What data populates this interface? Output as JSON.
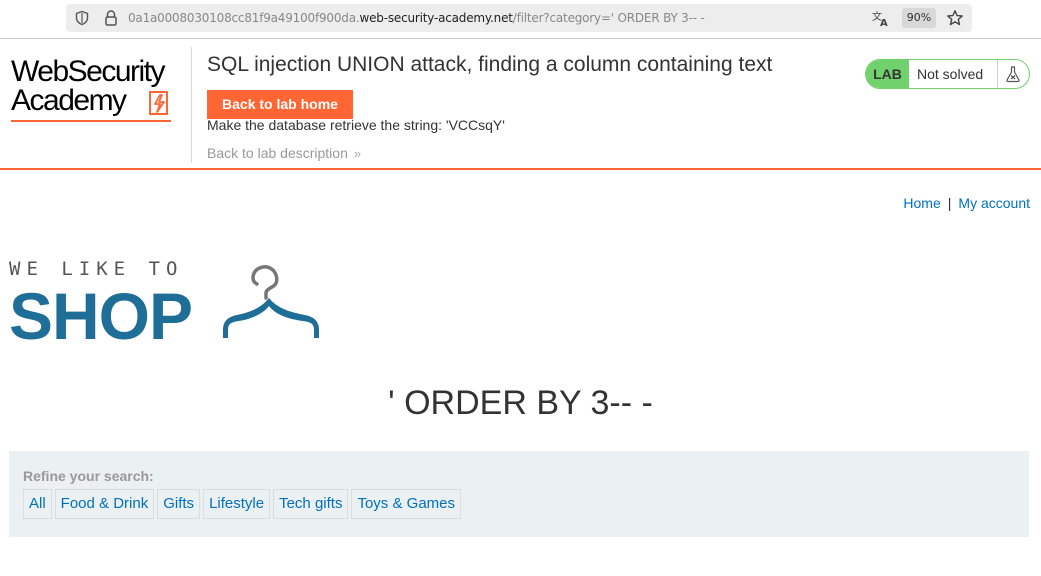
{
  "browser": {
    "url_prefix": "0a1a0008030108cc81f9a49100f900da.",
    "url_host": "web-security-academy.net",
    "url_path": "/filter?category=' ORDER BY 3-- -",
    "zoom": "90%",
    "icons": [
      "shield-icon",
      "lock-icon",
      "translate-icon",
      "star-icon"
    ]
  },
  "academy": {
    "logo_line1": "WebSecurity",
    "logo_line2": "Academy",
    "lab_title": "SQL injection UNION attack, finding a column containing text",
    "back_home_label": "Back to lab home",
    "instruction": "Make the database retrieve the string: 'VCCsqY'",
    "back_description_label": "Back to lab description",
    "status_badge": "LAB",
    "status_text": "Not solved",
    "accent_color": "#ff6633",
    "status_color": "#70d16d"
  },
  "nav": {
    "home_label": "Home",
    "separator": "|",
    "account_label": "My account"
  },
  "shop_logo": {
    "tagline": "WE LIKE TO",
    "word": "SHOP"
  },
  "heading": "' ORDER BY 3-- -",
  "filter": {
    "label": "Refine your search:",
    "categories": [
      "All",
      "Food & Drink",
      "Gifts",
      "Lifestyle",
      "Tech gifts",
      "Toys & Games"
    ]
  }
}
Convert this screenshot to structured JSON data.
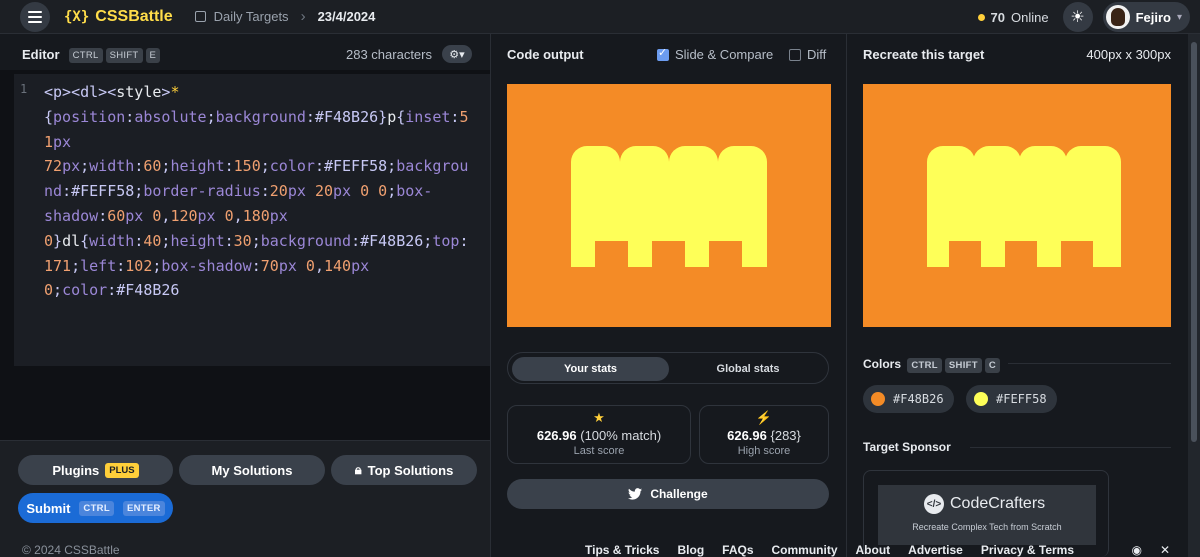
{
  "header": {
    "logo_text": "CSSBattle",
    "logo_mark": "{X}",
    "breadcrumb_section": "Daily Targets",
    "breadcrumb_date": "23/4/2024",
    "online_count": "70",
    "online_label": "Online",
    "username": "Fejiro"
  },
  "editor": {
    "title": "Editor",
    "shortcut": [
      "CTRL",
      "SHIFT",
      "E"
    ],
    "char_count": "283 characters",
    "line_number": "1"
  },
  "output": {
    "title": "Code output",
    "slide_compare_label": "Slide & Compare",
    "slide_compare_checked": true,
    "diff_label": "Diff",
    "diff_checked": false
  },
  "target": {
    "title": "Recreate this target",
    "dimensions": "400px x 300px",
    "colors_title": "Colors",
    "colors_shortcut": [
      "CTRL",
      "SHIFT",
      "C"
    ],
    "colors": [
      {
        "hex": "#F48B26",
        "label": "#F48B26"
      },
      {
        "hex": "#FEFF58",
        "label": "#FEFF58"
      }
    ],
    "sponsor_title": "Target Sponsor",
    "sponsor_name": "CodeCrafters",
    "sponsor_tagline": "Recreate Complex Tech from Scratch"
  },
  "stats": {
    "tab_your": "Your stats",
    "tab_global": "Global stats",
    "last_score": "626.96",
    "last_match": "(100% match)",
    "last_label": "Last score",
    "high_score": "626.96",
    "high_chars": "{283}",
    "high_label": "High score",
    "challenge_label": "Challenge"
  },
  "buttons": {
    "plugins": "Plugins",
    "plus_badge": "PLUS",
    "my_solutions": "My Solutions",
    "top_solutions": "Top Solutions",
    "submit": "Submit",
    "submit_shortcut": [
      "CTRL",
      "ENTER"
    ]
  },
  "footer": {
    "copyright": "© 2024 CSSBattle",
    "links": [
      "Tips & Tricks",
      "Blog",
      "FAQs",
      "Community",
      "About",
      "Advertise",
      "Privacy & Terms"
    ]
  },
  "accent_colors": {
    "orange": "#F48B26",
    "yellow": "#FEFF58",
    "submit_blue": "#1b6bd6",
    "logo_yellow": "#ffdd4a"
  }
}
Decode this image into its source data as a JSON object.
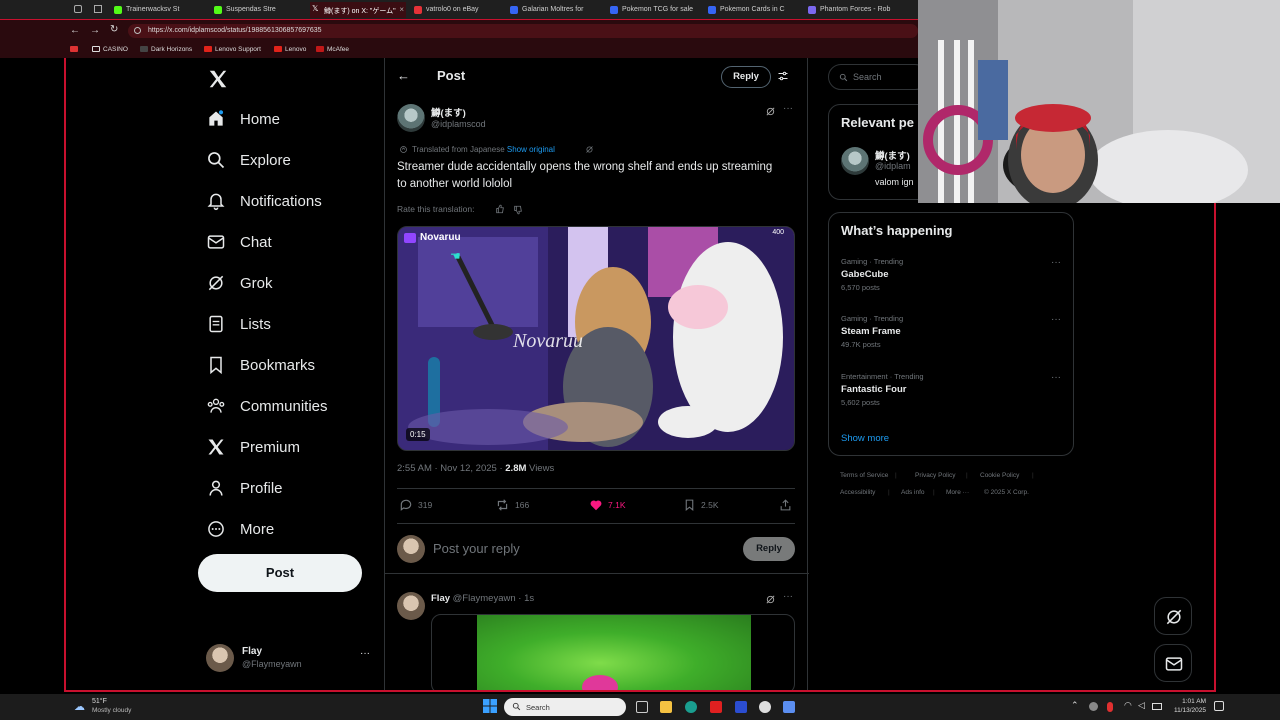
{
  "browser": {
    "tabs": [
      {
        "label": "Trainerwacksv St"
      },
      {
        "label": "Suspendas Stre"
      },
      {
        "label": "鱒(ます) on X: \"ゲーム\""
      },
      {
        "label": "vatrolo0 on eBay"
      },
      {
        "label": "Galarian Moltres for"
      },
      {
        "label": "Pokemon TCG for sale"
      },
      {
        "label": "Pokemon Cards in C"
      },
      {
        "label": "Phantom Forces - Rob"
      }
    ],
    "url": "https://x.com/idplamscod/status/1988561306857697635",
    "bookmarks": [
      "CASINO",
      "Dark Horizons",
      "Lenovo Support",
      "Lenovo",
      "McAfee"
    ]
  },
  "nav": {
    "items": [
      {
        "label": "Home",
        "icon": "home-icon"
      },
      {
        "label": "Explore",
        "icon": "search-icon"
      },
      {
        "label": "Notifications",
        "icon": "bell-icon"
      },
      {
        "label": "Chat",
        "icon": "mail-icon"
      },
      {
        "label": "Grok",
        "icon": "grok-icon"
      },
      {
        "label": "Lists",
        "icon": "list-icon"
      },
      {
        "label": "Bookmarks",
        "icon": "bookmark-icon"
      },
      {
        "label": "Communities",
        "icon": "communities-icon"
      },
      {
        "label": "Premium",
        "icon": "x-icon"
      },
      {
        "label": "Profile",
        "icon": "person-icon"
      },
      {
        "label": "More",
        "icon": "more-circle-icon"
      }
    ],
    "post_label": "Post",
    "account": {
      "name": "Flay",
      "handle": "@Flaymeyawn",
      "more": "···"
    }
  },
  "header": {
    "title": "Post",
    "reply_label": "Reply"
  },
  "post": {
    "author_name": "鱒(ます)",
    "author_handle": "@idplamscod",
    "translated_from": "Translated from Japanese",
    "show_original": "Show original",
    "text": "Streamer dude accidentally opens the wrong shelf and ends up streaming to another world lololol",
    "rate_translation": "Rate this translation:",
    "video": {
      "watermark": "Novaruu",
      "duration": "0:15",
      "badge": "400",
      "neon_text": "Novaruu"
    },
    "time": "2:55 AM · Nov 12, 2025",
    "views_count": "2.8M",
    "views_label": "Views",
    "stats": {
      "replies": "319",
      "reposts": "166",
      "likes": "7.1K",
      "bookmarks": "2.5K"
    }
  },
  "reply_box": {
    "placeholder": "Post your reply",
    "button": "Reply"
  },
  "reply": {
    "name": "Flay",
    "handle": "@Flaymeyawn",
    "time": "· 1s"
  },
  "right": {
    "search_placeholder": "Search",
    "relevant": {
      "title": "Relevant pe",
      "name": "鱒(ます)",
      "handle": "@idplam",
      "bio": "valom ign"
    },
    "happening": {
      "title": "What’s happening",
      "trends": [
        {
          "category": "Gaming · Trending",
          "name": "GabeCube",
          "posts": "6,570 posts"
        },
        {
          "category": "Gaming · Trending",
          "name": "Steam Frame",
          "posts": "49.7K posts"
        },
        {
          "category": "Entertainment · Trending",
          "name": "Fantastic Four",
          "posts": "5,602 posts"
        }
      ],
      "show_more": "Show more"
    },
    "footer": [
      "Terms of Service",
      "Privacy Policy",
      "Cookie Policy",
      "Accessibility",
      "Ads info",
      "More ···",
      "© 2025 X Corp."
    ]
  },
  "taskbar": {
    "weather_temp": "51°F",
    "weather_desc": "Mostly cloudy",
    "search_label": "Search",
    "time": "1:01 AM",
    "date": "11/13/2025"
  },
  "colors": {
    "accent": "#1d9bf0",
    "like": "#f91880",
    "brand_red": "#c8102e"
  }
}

----

**PROBLEM DETAILS**
Identify the lines of the data that contain the word "Show". Copy each of them.

**PROBLEM SOLUTION**
    "show_original": "Show original",
      "show_more": "Show more"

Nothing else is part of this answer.